Exercise objective: Reprint the whole of the data exactly.

Information shown Block Start

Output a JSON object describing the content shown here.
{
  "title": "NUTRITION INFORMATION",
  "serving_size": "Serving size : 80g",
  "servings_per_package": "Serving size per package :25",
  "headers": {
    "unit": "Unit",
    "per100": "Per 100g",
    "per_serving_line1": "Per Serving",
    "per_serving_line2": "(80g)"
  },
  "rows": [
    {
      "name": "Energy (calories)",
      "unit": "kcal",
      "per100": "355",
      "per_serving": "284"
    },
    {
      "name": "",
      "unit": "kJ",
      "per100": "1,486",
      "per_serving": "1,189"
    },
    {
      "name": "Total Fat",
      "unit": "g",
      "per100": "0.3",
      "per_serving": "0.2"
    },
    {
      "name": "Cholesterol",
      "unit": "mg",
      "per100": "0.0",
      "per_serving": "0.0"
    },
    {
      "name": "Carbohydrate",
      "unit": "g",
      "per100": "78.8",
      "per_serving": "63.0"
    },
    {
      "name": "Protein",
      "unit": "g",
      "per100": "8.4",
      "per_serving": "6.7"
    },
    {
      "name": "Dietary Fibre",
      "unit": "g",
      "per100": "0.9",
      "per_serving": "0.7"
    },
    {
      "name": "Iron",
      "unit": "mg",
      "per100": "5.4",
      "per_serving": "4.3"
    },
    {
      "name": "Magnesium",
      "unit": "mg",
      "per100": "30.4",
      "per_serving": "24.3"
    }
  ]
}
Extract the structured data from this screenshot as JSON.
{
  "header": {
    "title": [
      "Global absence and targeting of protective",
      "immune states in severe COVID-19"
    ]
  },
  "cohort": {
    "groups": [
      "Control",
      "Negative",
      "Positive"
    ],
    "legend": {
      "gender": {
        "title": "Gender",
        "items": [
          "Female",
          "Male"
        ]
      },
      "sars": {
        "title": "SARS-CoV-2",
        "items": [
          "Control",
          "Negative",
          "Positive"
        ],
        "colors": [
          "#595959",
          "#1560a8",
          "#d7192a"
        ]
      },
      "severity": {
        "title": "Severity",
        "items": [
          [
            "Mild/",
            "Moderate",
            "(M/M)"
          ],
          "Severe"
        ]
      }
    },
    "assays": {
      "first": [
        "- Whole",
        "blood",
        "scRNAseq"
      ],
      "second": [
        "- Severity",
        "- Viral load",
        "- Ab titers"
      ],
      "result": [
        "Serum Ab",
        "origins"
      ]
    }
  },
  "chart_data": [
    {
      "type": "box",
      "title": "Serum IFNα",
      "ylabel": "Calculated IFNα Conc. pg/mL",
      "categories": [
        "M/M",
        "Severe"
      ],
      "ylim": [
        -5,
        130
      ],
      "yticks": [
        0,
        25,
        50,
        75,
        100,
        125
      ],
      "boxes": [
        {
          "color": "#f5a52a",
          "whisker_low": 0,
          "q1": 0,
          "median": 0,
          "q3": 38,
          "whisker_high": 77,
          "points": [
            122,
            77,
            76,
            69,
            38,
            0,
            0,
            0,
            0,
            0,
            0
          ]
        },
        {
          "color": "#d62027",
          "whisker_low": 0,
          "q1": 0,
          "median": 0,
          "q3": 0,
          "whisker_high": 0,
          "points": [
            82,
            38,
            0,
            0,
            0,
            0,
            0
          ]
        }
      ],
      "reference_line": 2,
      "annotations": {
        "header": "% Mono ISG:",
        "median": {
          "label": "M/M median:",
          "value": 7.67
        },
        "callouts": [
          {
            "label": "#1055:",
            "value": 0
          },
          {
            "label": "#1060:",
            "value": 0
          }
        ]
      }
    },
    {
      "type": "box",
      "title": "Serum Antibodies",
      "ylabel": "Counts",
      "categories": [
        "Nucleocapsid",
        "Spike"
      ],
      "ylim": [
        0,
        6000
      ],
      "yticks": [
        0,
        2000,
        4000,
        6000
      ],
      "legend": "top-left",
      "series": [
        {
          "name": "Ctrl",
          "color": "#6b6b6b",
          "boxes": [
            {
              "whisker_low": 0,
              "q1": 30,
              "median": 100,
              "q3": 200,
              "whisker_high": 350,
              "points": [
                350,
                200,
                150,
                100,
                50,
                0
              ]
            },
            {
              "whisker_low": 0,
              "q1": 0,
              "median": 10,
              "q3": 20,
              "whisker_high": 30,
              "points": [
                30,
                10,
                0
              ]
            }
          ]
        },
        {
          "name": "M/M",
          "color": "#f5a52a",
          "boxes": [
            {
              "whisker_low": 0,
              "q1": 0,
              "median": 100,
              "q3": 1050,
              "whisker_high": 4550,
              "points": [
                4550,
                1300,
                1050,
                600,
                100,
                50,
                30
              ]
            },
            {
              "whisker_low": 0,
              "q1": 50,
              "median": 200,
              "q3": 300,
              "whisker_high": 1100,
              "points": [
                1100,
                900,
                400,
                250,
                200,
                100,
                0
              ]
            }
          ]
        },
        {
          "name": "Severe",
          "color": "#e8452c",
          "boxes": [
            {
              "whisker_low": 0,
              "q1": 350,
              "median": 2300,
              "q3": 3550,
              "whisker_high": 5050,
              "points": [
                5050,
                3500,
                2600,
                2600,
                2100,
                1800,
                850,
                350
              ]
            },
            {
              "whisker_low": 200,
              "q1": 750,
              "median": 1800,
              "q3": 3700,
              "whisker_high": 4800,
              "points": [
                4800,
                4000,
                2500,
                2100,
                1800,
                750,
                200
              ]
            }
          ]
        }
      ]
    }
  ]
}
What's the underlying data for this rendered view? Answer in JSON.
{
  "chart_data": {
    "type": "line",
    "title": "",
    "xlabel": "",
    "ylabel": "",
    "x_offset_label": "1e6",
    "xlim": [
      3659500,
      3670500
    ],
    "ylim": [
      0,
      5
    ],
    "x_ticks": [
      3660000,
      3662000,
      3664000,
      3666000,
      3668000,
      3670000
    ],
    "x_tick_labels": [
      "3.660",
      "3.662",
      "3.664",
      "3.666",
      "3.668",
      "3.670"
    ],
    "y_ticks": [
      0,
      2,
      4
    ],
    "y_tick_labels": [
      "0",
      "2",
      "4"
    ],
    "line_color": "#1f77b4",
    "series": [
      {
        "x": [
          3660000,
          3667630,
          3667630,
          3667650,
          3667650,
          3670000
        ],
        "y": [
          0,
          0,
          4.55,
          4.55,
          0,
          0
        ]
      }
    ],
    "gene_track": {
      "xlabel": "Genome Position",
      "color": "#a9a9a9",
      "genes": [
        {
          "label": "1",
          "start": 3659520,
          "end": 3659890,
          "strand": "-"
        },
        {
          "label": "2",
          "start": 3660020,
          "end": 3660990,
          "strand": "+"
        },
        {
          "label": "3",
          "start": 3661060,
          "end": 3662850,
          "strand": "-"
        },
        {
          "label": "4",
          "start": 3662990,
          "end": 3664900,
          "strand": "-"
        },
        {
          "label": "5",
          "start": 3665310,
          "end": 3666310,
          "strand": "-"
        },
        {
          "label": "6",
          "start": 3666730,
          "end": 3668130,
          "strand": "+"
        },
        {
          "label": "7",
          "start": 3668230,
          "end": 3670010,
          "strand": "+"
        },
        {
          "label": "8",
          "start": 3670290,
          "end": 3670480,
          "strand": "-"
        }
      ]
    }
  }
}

Information shown Block End

Problem solution:
Output a JSON object describing the content shown here.
{
  "title": "NUTRITION INFORMATION",
  "serving_size": "Serving size : 80g",
  "servings_per_package": "Serving size per package :25",
  "headers": {
    "unit": "Unit",
    "per100": "Per 100g",
    "per_serving_line1": "Per Serving",
    "per_serving_line2": "(80g)"
  },
  "rows": [
    {
      "name": "Energy (calories)",
      "unit": "kcal",
      "per100": "355",
      "per_serving": "284"
    },
    {
      "name": "",
      "unit": "kJ",
      "per100": "1,486",
      "per_serving": "1,189"
    },
    {
      "name": "Total Fat",
      "unit": "g",
      "per100": "0.3",
      "per_serving": "0.2"
    },
    {
      "name": "Cholesterol",
      "unit": "mg",
      "per100": "0.0",
      "per_serving": "0.0"
    },
    {
      "name": "Carbohydrate",
      "unit": "g",
      "per100": "78.8",
      "per_serving": "63.0"
    },
    {
      "name": "Protein",
      "unit": "g",
      "per100": "8.4",
      "per_serving": "6.7"
    },
    {
      "name": "Dietary Fibre",
      "unit": "g",
      "per100": "0.9",
      "per_serving": "0.7"
    },
    {
      "name": "Iron",
      "unit": "mg",
      "per100": "5.4",
      "per_serving": "4.3"
    },
    {
      "name": "Magnesium",
      "unit": "mg",
      "per100": "30.4",
      "per_serving": "24.3"
    }
  ]
}
Extract the structured data from this screenshot as JSON.
{
  "header": {
    "title": [
      "Global absence and targeting of protective",
      "immune states in severe COVID-19"
    ]
  },
  "cohort": {
    "groups": [
      "Control",
      "Negative",
      "Positive"
    ],
    "legend": {
      "gender": {
        "title": "Gender",
        "items": [
          "Female",
          "Male"
        ]
      },
      "sars": {
        "title": "SARS-CoV-2",
        "items": [
          "Control",
          "Negative",
          "Positive"
        ],
        "colors": [
          "#595959",
          "#1560a8",
          "#d7192a"
        ]
      },
      "severity": {
        "title": "Severity",
        "items": [
          [
            "Mild/",
            "Moderate",
            "(M/M)"
          ],
          "Severe"
        ]
      }
    },
    "assays": {
      "first": [
        "- Whole",
        "blood",
        "scRNAseq"
      ],
      "second": [
        "- Severity",
        "- Viral load",
        "- Ab titers"
      ],
      "result": [
        "Serum Ab",
        "origins"
      ]
    }
  },
  "chart_data": [
    {
      "type": "box",
      "title": "Serum IFNα",
      "ylabel": "Calculated IFNα Conc. pg/mL",
      "categories": [
        "M/M",
        "Severe"
      ],
      "ylim": [
        -5,
        130
      ],
      "yticks": [
        0,
        25,
        50,
        75,
        100,
        125
      ],
      "boxes": [
        {
          "color": "#f5a52a",
          "whisker_low": 0,
          "q1": 0,
          "median": 0,
          "q3": 38,
          "whisker_high": 77,
          "points": [
            122,
            77,
            76,
            69,
            38,
            0,
            0,
            0,
            0,
            0,
            0
          ]
        },
        {
          "color": "#d62027",
          "whisker_low": 0,
          "q1": 0,
          "median": 0,
          "q3": 0,
          "whisker_high": 0,
          "points": [
            82,
            38,
            0,
            0,
            0,
            0,
            0
          ]
        }
      ],
      "reference_line": 2,
      "annotations": {
        "header": "% Mono ISG:",
        "median": {
          "label": "M/M median:",
          "value": 7.67
        },
        "callouts": [
          {
            "label": "#1055:",
            "value": 0
          },
          {
            "label": "#1060:",
            "value": 0
          }
        ]
      }
    },
    {
      "type": "box",
      "title": "Serum Antibodies",
      "ylabel": "Counts",
      "categories": [
        "Nucleocapsid",
        "Spike"
      ],
      "ylim": [
        0,
        6000
      ],
      "yticks": [
        0,
        2000,
        4000,
        6000
      ],
      "legend": "top-left",
      "series": [
        {
          "name": "Ctrl",
          "color": "#6b6b6b",
          "boxes": [
            {
              "whisker_low": 0,
              "q1": 30,
              "median": 100,
              "q3": 200,
              "whisker_high": 350,
              "points": [
                350,
                200,
                150,
                100,
                50,
                0
              ]
            },
            {
              "whisker_low": 0,
              "q1": 0,
              "median": 10,
              "q3": 20,
              "whisker_high": 30,
              "points": [
                30,
                10,
                0
              ]
            }
          ]
        },
        {
          "name": "M/M",
          "color": "#f5a52a",
          "boxes": [
            {
              "whisker_low": 0,
              "q1": 0,
              "median": 100,
              "q3": 1050,
              "whisker_high": 4550,
              "points": [
                4550,
                1300,
                1050,
                600,
                100,
                50,
                30
              ]
            },
            {
              "whisker_low": 0,
              "q1": 50,
              "median": 200,
              "q3": 300,
              "whisker_high": 1100,
              "points": [
                1100,
                900,
                400,
                250,
                200,
                100,
                0
              ]
            }
          ]
        },
        {
          "name": "Severe",
          "color": "#e8452c",
          "boxes": [
            {
              "whisker_low": 0,
              "q1": 350,
              "median": 2300,
              "q3": 3550,
              "whisker_high": 5050,
              "points": [
                5050,
                3500,
                2600,
                2600,
                2100,
                1800,
                850,
                350
              ]
            },
            {
              "whisker_low": 200,
              "q1": 750,
              "median": 1800,
              "q3": 3700,
              "whisker_high": 4800,
              "points": [
                4800,
                4000,
                2500,
                2100,
                1800,
                750,
                200
              ]
            }
          ]
        }
      ]
    }
  ]
}
What's the underlying data for this rendered view? Answer in JSON.
{
  "chart_data": {
    "type": "line",
    "title": "",
    "xlabel": "",
    "ylabel": "",
    "x_offset_label": "1e6",
    "xlim": [
      3659500,
      3670500
    ],
    "ylim": [
      0,
      5
    ],
    "x_ticks": [
      3660000,
      3662000,
      3664000,
      3666000,
      3668000,
      3670000
    ],
    "x_tick_labels": [
      "3.660",
      "3.662",
      "3.664",
      "3.666",
      "3.668",
      "3.670"
    ],
    "y_ticks": [
      0,
      2,
      4
    ],
    "y_tick_labels": [
      "0",
      "2",
      "4"
    ],
    "line_color": "#1f77b4",
    "series": [
      {
        "x": [
          3660000,
          3667630,
          3667630,
          3667650,
          3667650,
          3670000
        ],
        "y": [
          0,
          0,
          4.55,
          4.55,
          0,
          0
        ]
      }
    ],
    "gene_track": {
      "xlabel": "Genome Position",
      "color": "#a9a9a9",
      "genes": [
        {
          "label": "1",
          "start": 3659520,
          "end": 3659890,
          "strand": "-"
        },
        {
          "label": "2",
          "start": 3660020,
          "end": 3660990,
          "strand": "+"
        },
        {
          "label": "3",
          "start": 3661060,
          "end": 3662850,
          "strand": "-"
        },
        {
          "label": "4",
          "start": 3662990,
          "end": 3664900,
          "strand": "-"
        },
        {
          "label": "5",
          "start": 3665310,
          "end": 3666310,
          "strand": "-"
        },
        {
          "label": "6",
          "start": 3666730,
          "end": 3668130,
          "strand": "+"
        },
        {
          "label": "7",
          "start": 3668230,
          "end": 3670010,
          "strand": "+"
        },
        {
          "label": "8",
          "start": 3670290,
          "end": 3670480,
          "strand": "-"
        }
      ]
    }
  }
}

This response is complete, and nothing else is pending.